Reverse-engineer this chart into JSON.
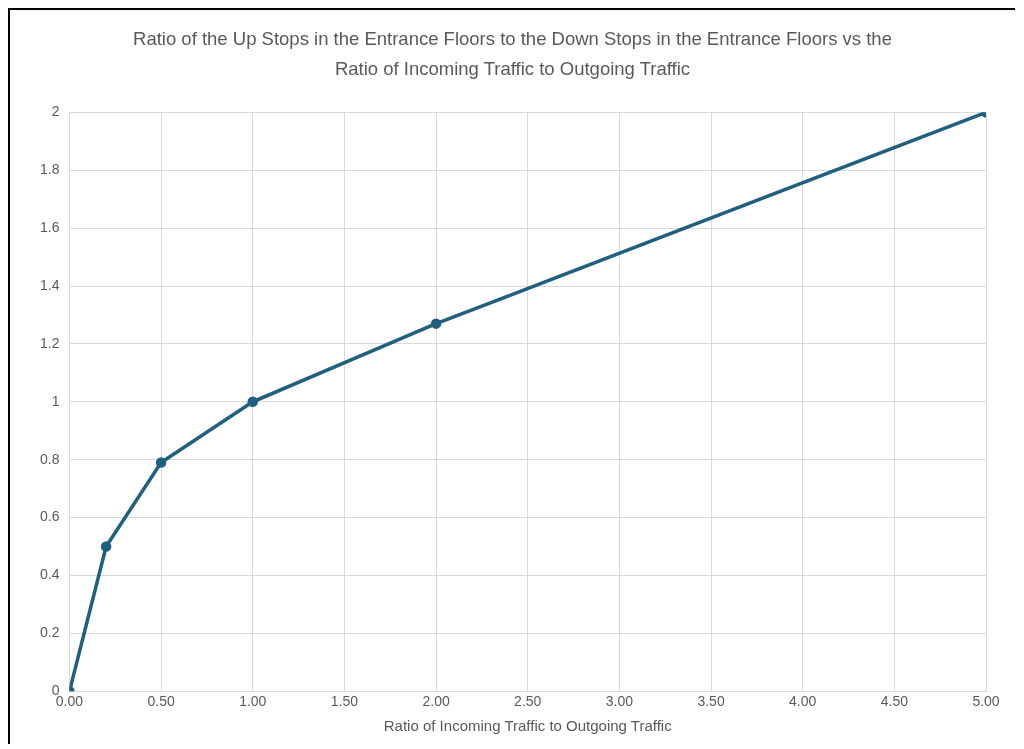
{
  "chart_data": {
    "type": "line",
    "title": "Ratio of the Up Stops in the Entrance Floors to the Down Stops in the Entrance Floors vs the Ratio of Incoming Traffic to Outgoing Traffic",
    "xlabel": "Ratio of Incoming Traffic to Outgoing Traffic",
    "series": [
      {
        "color": "#1f5f7f",
        "x": [
          0,
          0.2,
          0.5,
          1,
          2,
          5
        ],
        "values": [
          0,
          0.5,
          0.79,
          1,
          1.27,
          2
        ]
      }
    ],
    "xlim": [
      0,
      5
    ],
    "xticks": [
      {
        "value": 0,
        "label": "0.00"
      },
      {
        "value": 0.5,
        "label": "0.50"
      },
      {
        "value": 1,
        "label": "1.00"
      },
      {
        "value": 1.5,
        "label": "1.50"
      },
      {
        "value": 2,
        "label": "2.00"
      },
      {
        "value": 2.5,
        "label": "2.50"
      },
      {
        "value": 3,
        "label": "3.00"
      },
      {
        "value": 3.5,
        "label": "3.50"
      },
      {
        "value": 4,
        "label": "4.00"
      },
      {
        "value": 4.5,
        "label": "4.50"
      },
      {
        "value": 5,
        "label": "5.00"
      }
    ],
    "ylim": [
      0,
      2
    ],
    "yticks": [
      0,
      0.2,
      0.4,
      0.6,
      0.8,
      1,
      1.2,
      1.4,
      1.6,
      1.8,
      2
    ],
    "grid": true,
    "legend": false,
    "marker": "circle",
    "line_style": "solid"
  }
}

========

**Task directions**
Exclude all images and restate the records above word for word.

**The response**
Reverse-engineer this chart into JSON.
{
  "chart_data": {
    "type": "line",
    "title": "Ratio of the Up Stops in the Entrance Floors to the Down Stops in the Entrance Floors vs the Ratio of Incoming Traffic to Outgoing Traffic",
    "xlabel": "Ratio of Incoming Traffic to Outgoing Traffic",
    "series": [
      {
        "color": "#1f5f7f",
        "x": [
          0,
          0.2,
          0.5,
          1,
          2,
          5
        ],
        "values": [
          0,
          0.5,
          0.79,
          1,
          1.27,
          2
        ]
      }
    ],
    "xlim": [
      0,
      5
    ],
    "xticks": [
      {
        "value": 0,
        "label": "0.00"
      },
      {
        "value": 0.5,
        "label": "0.50"
      },
      {
        "value": 1,
        "label": "1.00"
      },
      {
        "value": 1.5,
        "label": "1.50"
      },
      {
        "value": 2,
        "label": "2.00"
      },
      {
        "value": 2.5,
        "label": "2.50"
      },
      {
        "value": 3,
        "label": "3.00"
      },
      {
        "value": 3.5,
        "label": "3.50"
      },
      {
        "value": 4,
        "label": "4.00"
      },
      {
        "value": 4.5,
        "label": "4.50"
      },
      {
        "value": 5,
        "label": "5.00"
      }
    ],
    "ylim": [
      0,
      2
    ],
    "yticks": [
      0,
      0.2,
      0.4,
      0.6,
      0.8,
      1,
      1.2,
      1.4,
      1.6,
      1.8,
      2
    ],
    "grid": true,
    "legend": false,
    "marker": "circle",
    "line_style": "solid"
  }
}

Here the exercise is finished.